----- RECORDS SUPPLIED

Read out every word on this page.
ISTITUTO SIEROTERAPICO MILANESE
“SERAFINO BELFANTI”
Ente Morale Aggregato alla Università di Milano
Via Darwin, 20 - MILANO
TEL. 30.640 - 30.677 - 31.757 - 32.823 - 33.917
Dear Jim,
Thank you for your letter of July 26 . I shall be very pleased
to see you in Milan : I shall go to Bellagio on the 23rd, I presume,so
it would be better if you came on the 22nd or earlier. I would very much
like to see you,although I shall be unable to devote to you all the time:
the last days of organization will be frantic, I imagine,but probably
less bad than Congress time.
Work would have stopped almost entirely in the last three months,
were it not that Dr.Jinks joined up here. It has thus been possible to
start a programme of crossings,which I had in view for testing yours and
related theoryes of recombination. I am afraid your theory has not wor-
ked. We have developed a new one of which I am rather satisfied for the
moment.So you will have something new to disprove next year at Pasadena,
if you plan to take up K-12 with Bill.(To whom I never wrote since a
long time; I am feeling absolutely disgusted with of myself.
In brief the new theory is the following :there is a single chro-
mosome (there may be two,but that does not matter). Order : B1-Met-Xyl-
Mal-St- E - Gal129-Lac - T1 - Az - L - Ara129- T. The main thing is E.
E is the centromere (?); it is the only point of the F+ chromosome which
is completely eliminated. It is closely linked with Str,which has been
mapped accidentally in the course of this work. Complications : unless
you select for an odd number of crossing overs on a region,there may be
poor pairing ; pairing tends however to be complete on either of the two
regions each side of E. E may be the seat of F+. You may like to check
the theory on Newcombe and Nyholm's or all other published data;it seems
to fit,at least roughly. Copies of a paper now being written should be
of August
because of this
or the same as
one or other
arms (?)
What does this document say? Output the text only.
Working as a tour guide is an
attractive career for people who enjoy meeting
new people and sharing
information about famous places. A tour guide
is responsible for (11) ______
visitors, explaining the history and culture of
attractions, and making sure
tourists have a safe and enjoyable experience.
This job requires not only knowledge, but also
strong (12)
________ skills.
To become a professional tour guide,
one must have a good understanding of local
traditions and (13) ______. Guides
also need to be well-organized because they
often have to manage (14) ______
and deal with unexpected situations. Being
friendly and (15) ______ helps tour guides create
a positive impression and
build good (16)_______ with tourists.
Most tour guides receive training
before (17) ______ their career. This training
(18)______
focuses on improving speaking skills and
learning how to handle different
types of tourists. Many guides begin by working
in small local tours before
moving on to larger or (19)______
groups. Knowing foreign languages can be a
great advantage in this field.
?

----------

> [STATED TASK]:
Within the entries above, report how many lines include "career", and keep the answer to the number.

> [REPLY]:
2